>> begin Records for this exercise
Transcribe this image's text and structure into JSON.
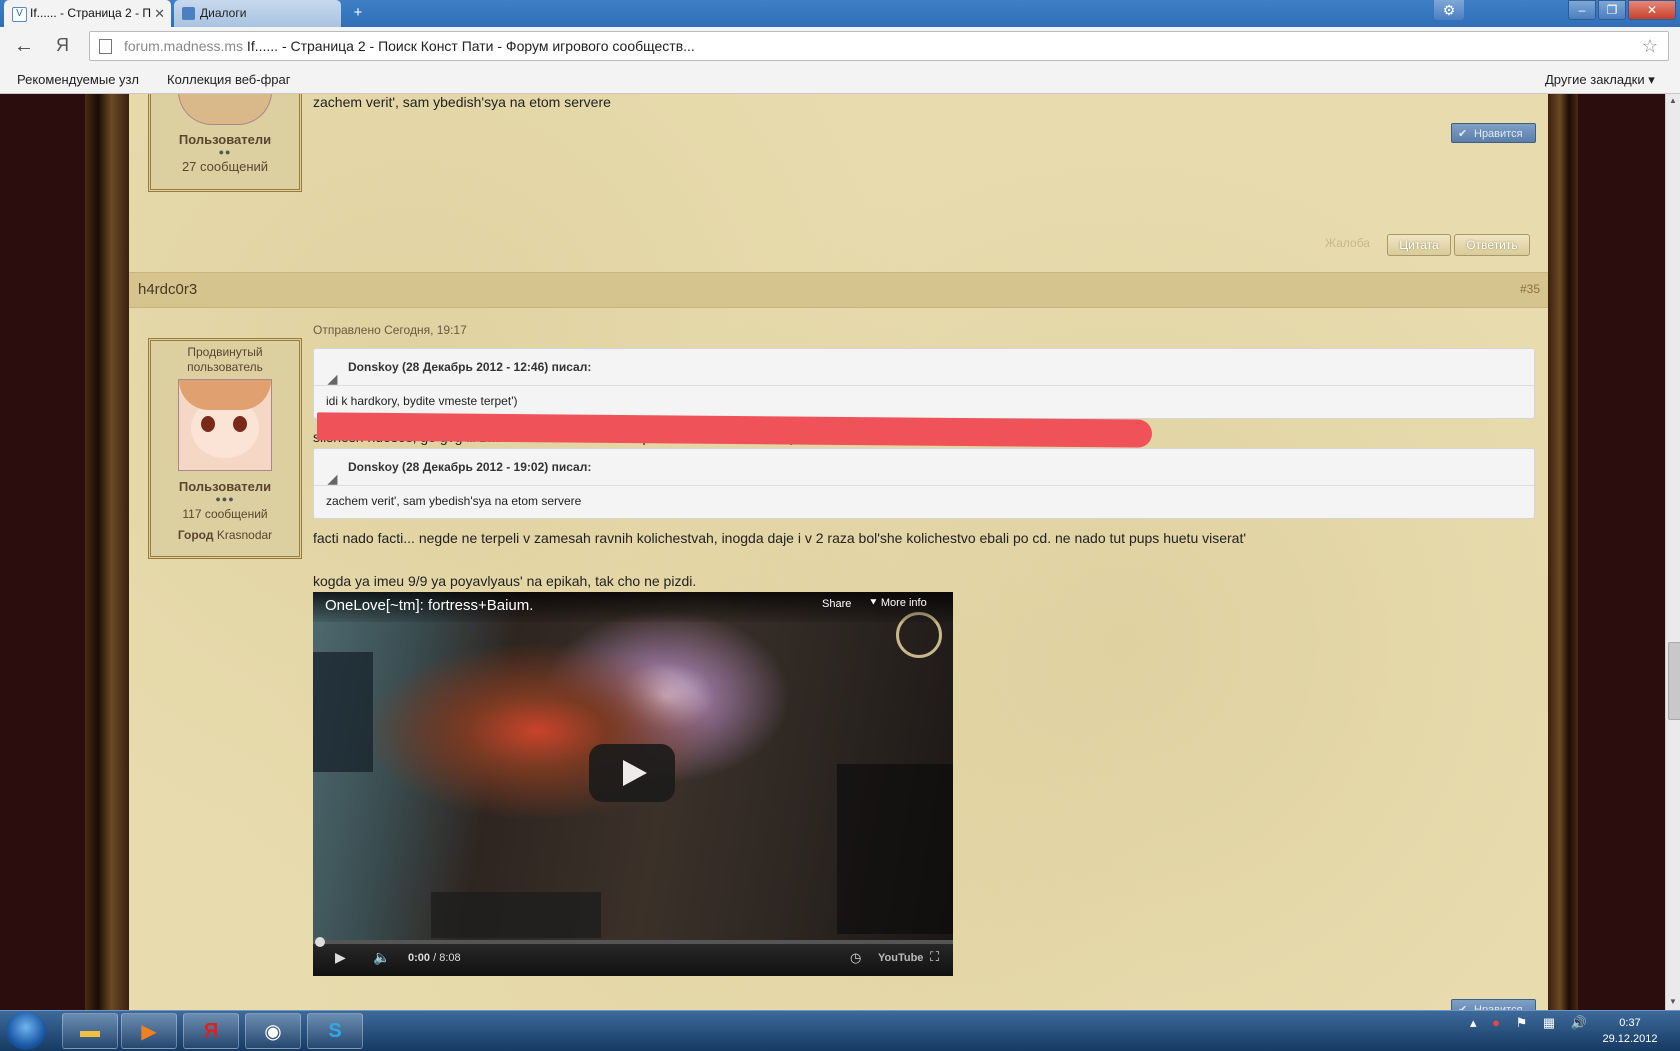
{
  "browser": {
    "tabs": [
      {
        "label": "If...... - Страница 2 - П",
        "active": true
      },
      {
        "label": "Диалоги",
        "active": false
      }
    ],
    "url_host": "forum.madness.ms",
    "url_rest": " If...... - Страница 2 - Поиск Конст Пати - Форум игрового сообществ...",
    "yandex_glyph": "Я",
    "bookmarks": [
      "Рекомендуемые узл",
      "Коллекция веб-фраг"
    ],
    "other_bookmarks": "Другие закладки ▾"
  },
  "post_prev": {
    "group": "Пользователи",
    "pips": "●●",
    "messages": "27 сообщений",
    "text": "zachem verit', sam ybedish'sya na etom servere",
    "like": "Нравится",
    "complain": "Жалоба",
    "quote_btn": "Цитата",
    "reply_btn": "Ответить"
  },
  "post": {
    "author": "h4rdc0r3",
    "number": "#35",
    "sent": "Отправлено Сегодня, 19:17",
    "rank": "Продвинутый пользователь",
    "group": "Пользователи",
    "pips": "●●●",
    "messages": "117 сообщений",
    "city_label": "Город",
    "city": "Krasnodar",
    "quote1_head": "Donskoy (28 Декабрь 2012 - 12:46) писал:",
    "quote1_body": "idi k hardkory, bydite vmeste terpet')",
    "line1": "slishesh huesos, go gvg ili zassal na 2 den' servera? posmotrim kto budet terpet', esli ne sol'eshsya ran'she so svoim online v praime.",
    "quote2_head": "Donskoy (28 Декабрь 2012 - 19:02) писал:",
    "quote2_body": "zachem verit', sam ybedish'sya na etom servere",
    "line2": "facti nado facti... negde ne terpeli v zamesah ravnih kolichestvah, inogda daje i v 2 raza bol'she kolichestvo ebali po cd. ne nado tut pups huetu viserat'",
    "line3": "kogda ya imeu 9/9 ya poyavlyaus' na epikah, tak cho ne pizdi.",
    "like_partial": "Нравится"
  },
  "video": {
    "title": "OneLove[~tm]: fortress+Baium.",
    "share": "Share",
    "more_info": "More info",
    "time_current": "0:00",
    "time_total": "/ 8:08",
    "brand": "YouTube"
  },
  "taskbar": {
    "time": "0:37",
    "date": "29.12.2012"
  }
}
>> end Records for this exercise
Reproduce the data word for word, excluding its pictures.

Transcribe this image's text and structure into JSON.
{
  "browser": {
    "tabs": [
      {
        "label": "If...... - Страница 2 - П",
        "active": true
      },
      {
        "label": "Диалоги",
        "active": false
      }
    ],
    "url_host": "forum.madness.ms",
    "url_rest": " If...... - Страница 2 - Поиск Конст Пати - Форум игрового сообществ...",
    "yandex_glyph": "Я",
    "bookmarks": [
      "Рекомендуемые узл",
      "Коллекция веб-фраг"
    ],
    "other_bookmarks": "Другие закладки ▾"
  },
  "post_prev": {
    "group": "Пользователи",
    "pips": "●●",
    "messages": "27 сообщений",
    "text": "zachem verit', sam ybedish'sya na etom servere",
    "like": "Нравится",
    "complain": "Жалоба",
    "quote_btn": "Цитата",
    "reply_btn": "Ответить"
  },
  "post": {
    "author": "h4rdc0r3",
    "number": "#35",
    "sent": "Отправлено Сегодня, 19:17",
    "rank": "Продвинутый пользователь",
    "group": "Пользователи",
    "pips": "●●●",
    "messages": "117 сообщений",
    "city_label": "Город",
    "city": "Krasnodar",
    "quote1_head": "Donskoy (28 Декабрь 2012 - 12:46) писал:",
    "quote1_body": "idi k hardkory, bydite vmeste terpet')",
    "line1": "slishesh huesos, go gvg ili zassal na 2 den' servera? posmotrim kto budet terpet', esli ne sol'eshsya ran'she so svoim online v praime.",
    "quote2_head": "Donskoy (28 Декабрь 2012 - 19:02) писал:",
    "quote2_body": "zachem verit', sam ybedish'sya na etom servere",
    "line2": "facti nado facti... negde ne terpeli v zamesah ravnih kolichestvah, inogda daje i v 2 raza bol'she kolichestvo ebali po cd. ne nado tut pups huetu viserat'",
    "line3": "kogda ya imeu 9/9 ya poyavlyaus' na epikah, tak cho ne pizdi.",
    "like_partial": "Нравится"
  },
  "video": {
    "title": "OneLove[~tm]: fortress+Baium.",
    "share": "Share",
    "more_info": "More info",
    "time_current": "0:00",
    "time_total": "/ 8:08",
    "brand": "YouTube"
  },
  "taskbar": {
    "time": "0:37",
    "date": "29.12.2012"
  }
}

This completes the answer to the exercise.